[Data entries]
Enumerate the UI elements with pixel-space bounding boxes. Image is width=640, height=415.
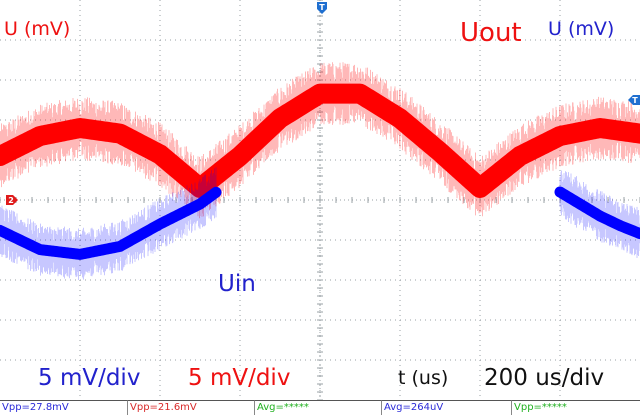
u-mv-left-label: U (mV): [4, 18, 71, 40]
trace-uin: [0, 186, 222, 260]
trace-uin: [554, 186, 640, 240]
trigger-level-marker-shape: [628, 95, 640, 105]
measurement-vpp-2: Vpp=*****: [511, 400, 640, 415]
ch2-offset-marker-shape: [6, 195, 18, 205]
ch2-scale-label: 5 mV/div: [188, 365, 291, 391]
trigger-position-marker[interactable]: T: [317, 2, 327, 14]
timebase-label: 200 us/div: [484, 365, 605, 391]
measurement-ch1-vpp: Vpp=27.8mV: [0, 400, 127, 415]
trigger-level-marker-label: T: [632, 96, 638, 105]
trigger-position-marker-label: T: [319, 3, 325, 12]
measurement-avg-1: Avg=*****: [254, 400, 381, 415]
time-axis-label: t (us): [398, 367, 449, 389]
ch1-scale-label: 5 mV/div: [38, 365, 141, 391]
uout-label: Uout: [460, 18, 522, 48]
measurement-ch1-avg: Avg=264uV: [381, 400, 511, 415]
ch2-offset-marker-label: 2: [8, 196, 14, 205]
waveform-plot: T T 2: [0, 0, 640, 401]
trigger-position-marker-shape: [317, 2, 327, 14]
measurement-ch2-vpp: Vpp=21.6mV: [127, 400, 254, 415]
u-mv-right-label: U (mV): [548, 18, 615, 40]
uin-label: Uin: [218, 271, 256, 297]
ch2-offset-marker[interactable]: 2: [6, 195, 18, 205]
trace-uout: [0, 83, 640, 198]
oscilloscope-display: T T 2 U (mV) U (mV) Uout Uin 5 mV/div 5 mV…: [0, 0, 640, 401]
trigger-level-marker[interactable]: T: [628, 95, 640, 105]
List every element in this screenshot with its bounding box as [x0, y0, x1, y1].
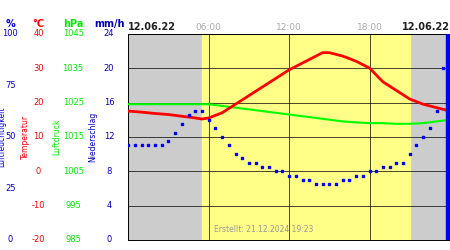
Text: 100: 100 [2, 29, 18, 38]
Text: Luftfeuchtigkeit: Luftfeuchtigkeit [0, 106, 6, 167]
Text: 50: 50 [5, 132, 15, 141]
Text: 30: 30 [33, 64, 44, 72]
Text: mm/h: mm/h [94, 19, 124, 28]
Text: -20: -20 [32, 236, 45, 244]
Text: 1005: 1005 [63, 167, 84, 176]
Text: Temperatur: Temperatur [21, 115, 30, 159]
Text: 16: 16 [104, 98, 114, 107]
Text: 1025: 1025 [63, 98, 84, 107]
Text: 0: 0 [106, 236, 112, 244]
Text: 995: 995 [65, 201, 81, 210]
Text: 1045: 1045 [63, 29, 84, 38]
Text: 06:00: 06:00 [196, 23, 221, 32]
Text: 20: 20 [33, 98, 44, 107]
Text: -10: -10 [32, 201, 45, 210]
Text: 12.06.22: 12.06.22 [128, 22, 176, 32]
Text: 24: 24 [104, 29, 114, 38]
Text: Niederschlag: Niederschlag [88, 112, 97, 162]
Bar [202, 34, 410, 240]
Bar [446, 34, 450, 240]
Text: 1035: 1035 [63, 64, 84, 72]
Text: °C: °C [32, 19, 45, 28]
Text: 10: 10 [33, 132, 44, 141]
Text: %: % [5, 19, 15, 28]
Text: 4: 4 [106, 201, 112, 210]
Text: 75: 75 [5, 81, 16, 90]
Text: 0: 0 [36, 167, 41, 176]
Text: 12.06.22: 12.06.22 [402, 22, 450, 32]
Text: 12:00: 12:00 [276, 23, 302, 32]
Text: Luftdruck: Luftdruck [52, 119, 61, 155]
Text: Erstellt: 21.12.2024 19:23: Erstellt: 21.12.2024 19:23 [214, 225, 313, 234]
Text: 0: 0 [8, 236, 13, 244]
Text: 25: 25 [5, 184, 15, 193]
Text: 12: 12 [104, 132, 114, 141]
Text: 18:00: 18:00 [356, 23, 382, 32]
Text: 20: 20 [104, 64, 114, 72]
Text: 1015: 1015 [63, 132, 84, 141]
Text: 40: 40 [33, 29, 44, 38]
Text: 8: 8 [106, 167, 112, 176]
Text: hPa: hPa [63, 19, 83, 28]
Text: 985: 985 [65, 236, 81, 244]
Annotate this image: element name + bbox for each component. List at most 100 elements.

TO DO: Reproduce every line of the data entries above word for word, leaving out the pictures.

ANSWER:
Enumerate the UI elements with pixel-space bounding boxes. Image is width=640, height=415.
u-mv-left-label: U (mV): [4, 18, 71, 40]
trace-uin: [0, 186, 222, 260]
trace-uin: [554, 186, 640, 240]
trigger-level-marker-shape: [628, 95, 640, 105]
measurement-vpp-2: Vpp=*****: [511, 400, 640, 415]
ch2-offset-marker-shape: [6, 195, 18, 205]
ch2-scale-label: 5 mV/div: [188, 365, 291, 391]
trigger-position-marker[interactable]: T: [317, 2, 327, 14]
timebase-label: 200 us/div: [484, 365, 605, 391]
measurement-ch1-vpp: Vpp=27.8mV: [0, 400, 127, 415]
trigger-level-marker-label: T: [632, 96, 638, 105]
trigger-position-marker-label: T: [319, 3, 325, 12]
measurement-avg-1: Avg=*****: [254, 400, 381, 415]
time-axis-label: t (us): [398, 367, 449, 389]
ch1-scale-label: 5 mV/div: [38, 365, 141, 391]
uout-label: Uout: [460, 18, 522, 48]
measurement-ch1-avg: Avg=264uV: [381, 400, 511, 415]
ch2-offset-marker-label: 2: [8, 196, 14, 205]
waveform-plot: T T 2: [0, 0, 640, 401]
trigger-position-marker-shape: [317, 2, 327, 14]
measurement-ch2-vpp: Vpp=21.6mV: [127, 400, 254, 415]
u-mv-right-label: U (mV): [548, 18, 615, 40]
uin-label: Uin: [218, 271, 256, 297]
ch2-offset-marker[interactable]: 2: [6, 195, 18, 205]
trace-uout: [0, 83, 640, 198]
oscilloscope-display: T T 2 U (mV) U (mV) Uout Uin 5 mV/div 5 mV…: [0, 0, 640, 401]
trigger-level-marker[interactable]: T: [628, 95, 640, 105]
List every element in this screenshot with its bounding box as [x0, y0, x1, y1].
Text: 100: 100 [2, 29, 18, 38]
Text: Luftfeuchtigkeit: Luftfeuchtigkeit [0, 106, 6, 167]
Text: 50: 50 [5, 132, 15, 141]
Text: 30: 30 [33, 64, 44, 72]
Text: mm/h: mm/h [94, 19, 124, 28]
Text: -20: -20 [32, 236, 45, 244]
Text: 1005: 1005 [63, 167, 84, 176]
Text: Temperatur: Temperatur [21, 115, 30, 159]
Text: 16: 16 [104, 98, 114, 107]
Text: 1025: 1025 [63, 98, 84, 107]
Text: 0: 0 [106, 236, 112, 244]
Text: 995: 995 [65, 201, 81, 210]
Text: 1045: 1045 [63, 29, 84, 38]
Text: 06:00: 06:00 [196, 23, 221, 32]
Text: 20: 20 [33, 98, 44, 107]
Text: -10: -10 [32, 201, 45, 210]
Text: 12.06.22: 12.06.22 [128, 22, 176, 32]
Text: 24: 24 [104, 29, 114, 38]
Text: Niederschlag: Niederschlag [88, 112, 97, 162]
Bar [202, 34, 410, 240]
Bar [446, 34, 450, 240]
Text: 1035: 1035 [63, 64, 84, 72]
Text: °C: °C [32, 19, 45, 28]
Text: 10: 10 [33, 132, 44, 141]
Text: %: % [5, 19, 15, 28]
Text: 4: 4 [106, 201, 112, 210]
Text: 75: 75 [5, 81, 16, 90]
Text: 0: 0 [36, 167, 41, 176]
Text: 12.06.22: 12.06.22 [402, 22, 450, 32]
Text: 12:00: 12:00 [276, 23, 302, 32]
Text: Luftdruck: Luftdruck [52, 119, 61, 155]
Text: Erstellt: 21.12.2024 19:23: Erstellt: 21.12.2024 19:23 [214, 225, 313, 234]
Text: 0: 0 [8, 236, 13, 244]
Text: 25: 25 [5, 184, 15, 193]
Text: 12: 12 [104, 132, 114, 141]
Text: 18:00: 18:00 [356, 23, 382, 32]
Text: 20: 20 [104, 64, 114, 72]
Text: 1015: 1015 [63, 132, 84, 141]
Text: 40: 40 [33, 29, 44, 38]
Text: 8: 8 [106, 167, 112, 176]
Text: hPa: hPa [63, 19, 83, 28]
Text: 985: 985 [65, 236, 81, 244]
Annotate this image: element name + bbox for each component. List at most 100 elements.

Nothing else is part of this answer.